>> Start Records for processing

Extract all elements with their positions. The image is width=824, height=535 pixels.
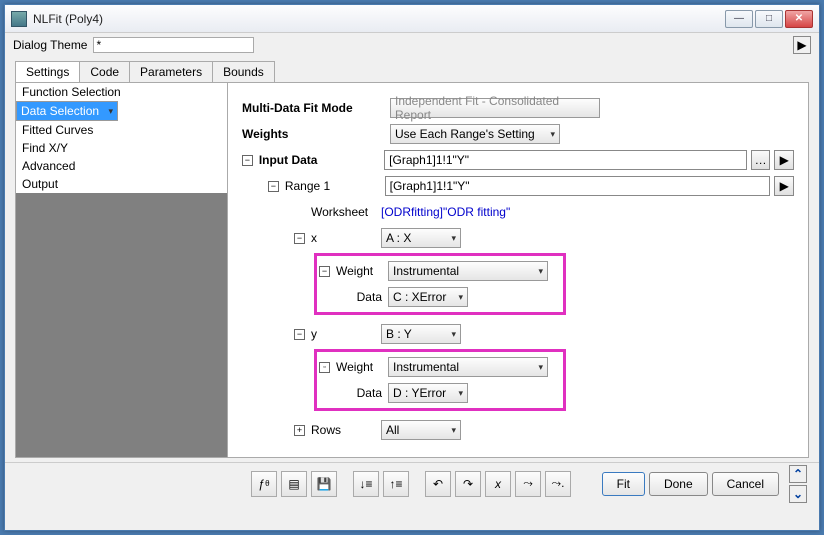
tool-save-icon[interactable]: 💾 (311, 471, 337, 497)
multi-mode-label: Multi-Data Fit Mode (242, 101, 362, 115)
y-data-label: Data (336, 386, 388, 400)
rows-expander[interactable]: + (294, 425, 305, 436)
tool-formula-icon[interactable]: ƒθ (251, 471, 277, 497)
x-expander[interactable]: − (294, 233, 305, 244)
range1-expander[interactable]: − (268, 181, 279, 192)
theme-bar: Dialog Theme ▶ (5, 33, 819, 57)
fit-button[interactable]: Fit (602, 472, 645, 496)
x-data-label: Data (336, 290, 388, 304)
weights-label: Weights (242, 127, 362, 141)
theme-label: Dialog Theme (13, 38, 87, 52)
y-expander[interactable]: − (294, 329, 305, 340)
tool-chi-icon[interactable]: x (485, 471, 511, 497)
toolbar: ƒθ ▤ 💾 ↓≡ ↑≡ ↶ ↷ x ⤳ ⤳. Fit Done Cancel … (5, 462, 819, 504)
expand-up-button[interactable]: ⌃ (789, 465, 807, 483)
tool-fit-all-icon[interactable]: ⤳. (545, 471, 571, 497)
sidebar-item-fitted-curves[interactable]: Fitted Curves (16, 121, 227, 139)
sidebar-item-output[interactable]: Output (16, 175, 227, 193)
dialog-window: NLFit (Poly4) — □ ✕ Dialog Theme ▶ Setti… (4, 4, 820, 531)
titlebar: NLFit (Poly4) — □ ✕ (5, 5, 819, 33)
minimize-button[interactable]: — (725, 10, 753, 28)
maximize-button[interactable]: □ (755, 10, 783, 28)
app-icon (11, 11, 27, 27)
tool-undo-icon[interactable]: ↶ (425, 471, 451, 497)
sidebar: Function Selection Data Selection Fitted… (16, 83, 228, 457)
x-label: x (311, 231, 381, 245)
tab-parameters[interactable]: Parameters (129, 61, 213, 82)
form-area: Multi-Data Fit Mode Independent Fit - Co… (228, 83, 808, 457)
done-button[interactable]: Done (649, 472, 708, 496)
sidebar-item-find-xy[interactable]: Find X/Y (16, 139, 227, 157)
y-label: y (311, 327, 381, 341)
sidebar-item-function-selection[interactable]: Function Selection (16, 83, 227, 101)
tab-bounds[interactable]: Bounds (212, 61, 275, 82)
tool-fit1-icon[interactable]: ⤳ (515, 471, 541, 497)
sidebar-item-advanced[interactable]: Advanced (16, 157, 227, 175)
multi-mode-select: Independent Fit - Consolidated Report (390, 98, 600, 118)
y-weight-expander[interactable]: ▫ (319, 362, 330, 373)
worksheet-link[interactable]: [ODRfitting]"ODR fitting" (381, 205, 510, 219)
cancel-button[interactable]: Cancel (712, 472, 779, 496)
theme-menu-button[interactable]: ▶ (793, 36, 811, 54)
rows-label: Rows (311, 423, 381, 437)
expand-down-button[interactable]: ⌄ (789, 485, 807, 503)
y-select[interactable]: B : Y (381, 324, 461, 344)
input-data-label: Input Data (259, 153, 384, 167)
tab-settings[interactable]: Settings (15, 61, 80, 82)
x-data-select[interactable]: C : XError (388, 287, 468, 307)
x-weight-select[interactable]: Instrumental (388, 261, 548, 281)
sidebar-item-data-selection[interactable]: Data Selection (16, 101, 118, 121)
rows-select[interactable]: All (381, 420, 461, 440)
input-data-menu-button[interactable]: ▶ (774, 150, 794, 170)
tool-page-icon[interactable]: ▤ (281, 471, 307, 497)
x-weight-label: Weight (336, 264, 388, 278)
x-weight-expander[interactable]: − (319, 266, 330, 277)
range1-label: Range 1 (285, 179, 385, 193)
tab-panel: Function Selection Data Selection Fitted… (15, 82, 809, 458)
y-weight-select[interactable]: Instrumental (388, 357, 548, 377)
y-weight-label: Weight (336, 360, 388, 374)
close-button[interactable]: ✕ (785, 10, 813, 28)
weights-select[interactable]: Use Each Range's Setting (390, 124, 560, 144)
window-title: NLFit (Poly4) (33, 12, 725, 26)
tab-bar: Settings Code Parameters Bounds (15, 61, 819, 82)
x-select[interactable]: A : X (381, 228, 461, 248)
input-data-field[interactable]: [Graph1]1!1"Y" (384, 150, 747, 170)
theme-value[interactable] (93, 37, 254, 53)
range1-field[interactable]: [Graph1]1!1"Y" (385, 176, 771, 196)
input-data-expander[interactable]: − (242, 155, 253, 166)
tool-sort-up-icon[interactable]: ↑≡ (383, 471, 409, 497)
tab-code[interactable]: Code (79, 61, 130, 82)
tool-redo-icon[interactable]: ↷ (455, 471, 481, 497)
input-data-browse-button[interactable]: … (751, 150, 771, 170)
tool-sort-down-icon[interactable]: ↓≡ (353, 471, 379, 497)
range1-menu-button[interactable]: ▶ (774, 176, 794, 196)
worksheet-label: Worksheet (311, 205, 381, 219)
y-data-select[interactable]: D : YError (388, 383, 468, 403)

>> End Records for processing

Goal — Can you recast every line of the data above as a JSON list of strings, one string per line, with blank lines dropped and the pictures left out?

Worked answer —
[
  "Extract all elements with their positions. The image is width=824, height=535 pixels.",
  "tool-save-icon[interactable]: 💾 (311, 471, 337, 497)",
  "multi-mode-label: Multi-Data Fit Mode (242, 101, 362, 115)",
  "y-data-label: Data (336, 386, 388, 400)",
  "rows-expander[interactable]: + (294, 425, 305, 436)",
  "tool-formula-icon[interactable]: ƒθ (251, 471, 277, 497)",
  "x-expander[interactable]: − (294, 233, 305, 244)",
  "range1-expander[interactable]: − (268, 181, 279, 192)",
  "theme-bar: Dialog Theme ▶ (5, 33, 819, 57)",
  "fit-button[interactable]: Fit (602, 472, 645, 496)",
  "x-data-label: Data (336, 290, 388, 304)",
  "weights-label: Weights (242, 127, 362, 141)",
  "theme-label: Dialog Theme (13, 38, 87, 52)",
  "y-expander[interactable]: − (294, 329, 305, 340)",
  "tool-chi-icon[interactable]: x (485, 471, 511, 497)",
  "toolbar: ƒθ ▤ 💾 ↓≡ ↑≡ ↶ ↷ x ⤳ ⤳. Fit Done Cancel … (5, 462, 819, 504)",
  "expand-up-button[interactable]: ⌃ (789, 465, 807, 483)",
  "tool-fit-all-icon[interactable]: ⤳. (545, 471, 571, 497)",
  "sidebar-item-fitted-curves[interactable]: Fitted Curves (16, 121, 227, 139)",
  "sidebar-item-output[interactable]: Output (16, 175, 227, 193)",
  "dialog-window: NLFit (Poly4) — □ ✕ Dialog Theme ▶ Setti… (4, 4, 820, 531)",
  "titlebar: NLFit (Poly4) — □ ✕ (5, 5, 819, 33)",
  "minimize-button[interactable]: — (725, 10, 753, 28)",
  "maximize-button[interactable]: □ (755, 10, 783, 28)",
  "app-icon (11, 11, 27, 27)",
  "tool-undo-icon[interactable]: ↶ (425, 471, 451, 497)",
  "sidebar: Function Selection Data Selection Fitted… (16, 83, 228, 457)",
  "x-label: x (311, 231, 381, 245)",
  "tab-parameters[interactable]: Parameters (129, 61, 213, 82)",
  "form-area: Multi-Data Fit Mode Independent Fit - Co… (228, 83, 808, 457)",
  "done-button[interactable]: Done (649, 472, 708, 496)",
  "sidebar-item-find-xy[interactable]: Find X/Y (16, 139, 227, 157)",
  "y-label: y (311, 327, 381, 341)",
  "sidebar-item-function-selection[interactable]: Function Selection (16, 83, 227, 101)",
  "tab-bounds[interactable]: Bounds (212, 61, 275, 82)",
  "tool-fit1-icon[interactable]: ⤳ (515, 471, 541, 497)",
  "sidebar-item-advanced[interactable]: Advanced (16, 157, 227, 175)",
  "multi-mode-select: Independent Fit - Consolidated Report (390, 98, 600, 118)",
  "y-weight-expander[interactable]: ▫ (319, 362, 330, 373)",
  "worksheet-link[interactable]: [ODRfitting]\"ODR fitting\" (381, 205, 510, 219)",
  "cancel-button[interactable]: Cancel (712, 472, 779, 496)",
  "theme-menu-button[interactable]: ▶ (793, 36, 811, 54)",
  "rows-label: Rows (311, 423, 381, 437)",
  "expand-down-button[interactable]: ⌄ (789, 485, 807, 503)",
  "y-select[interactable]: B : Y (381, 324, 461, 344)",
  "input-data-label: Input Data (259, 153, 384, 167)",
  "tab-settings[interactable]: Settings (15, 61, 80, 82)",
  "x-data-select[interactable]: C : XError (388, 287, 468, 307)",
  "x-weight-select[interactable]: Instrumental (388, 261, 548, 281)",
  "sidebar-item-data-selection[interactable]: Data Selection (16, 101, 118, 121)",
  "rows-select[interactable]: All (381, 420, 461, 440)",
  "input-data-menu-button[interactable]: ▶ (774, 150, 794, 170)",
  "tool-page-icon[interactable]: ▤ (281, 471, 307, 497)",
  "x-weight-label: Weight (336, 264, 388, 278)",
  "x-weight-expander[interactable]: − (319, 266, 330, 277)",
  "range1-label: Range 1 (285, 179, 385, 193)",
  "tab-panel: Function Selection Data Selection Fitted… (15, 82, 809, 458)",
  "y-weight-select[interactable]: Instrumental (388, 357, 548, 377)",
  "y-weight-label: Weight (336, 360, 388, 374)",
  "close-button[interactable]: ✕ (785, 10, 813, 28)",
  "weights-select[interactable]: Use Each Range's Setting (390, 124, 560, 144)",
  "window-title: NLFit (Poly4) (33, 12, 725, 26)",
  "tab-bar: Settings Code Parameters Bounds (15, 61, 819, 82)",
  "x-select[interactable]: A : X (381, 228, 461, 248)",
  "input-data-field[interactable]: [Graph1]1!1\"Y\" (384, 150, 747, 170)",
  "theme-value[interactable] (93, 37, 254, 53)",
  "range1-field[interactable]: [Graph1]1!1\"Y\" (385, 176, 771, 196)",
  "input-data-expander[interactable]: − (242, 155, 253, 166)",
  "tool-sort-up-icon[interactable]: ↑≡ (383, 471, 409, 497)",
  "tab-code[interactable]: Code (79, 61, 130, 82)",
  "tool-redo-icon[interactable]: ↷ (455, 471, 481, 497)",
  "input-data-browse-button[interactable]: … (751, 150, 771, 170)",
  "tool-sort-down-icon[interactable]: ↓≡ (353, 471, 379, 497)",
  "range1-menu-button[interactable]: ▶ (774, 176, 794, 196)",
  "worksheet-label: Worksheet (311, 205, 381, 219)",
  "y-data-select[interactable]: D : YError (388, 383, 468, 403)"
]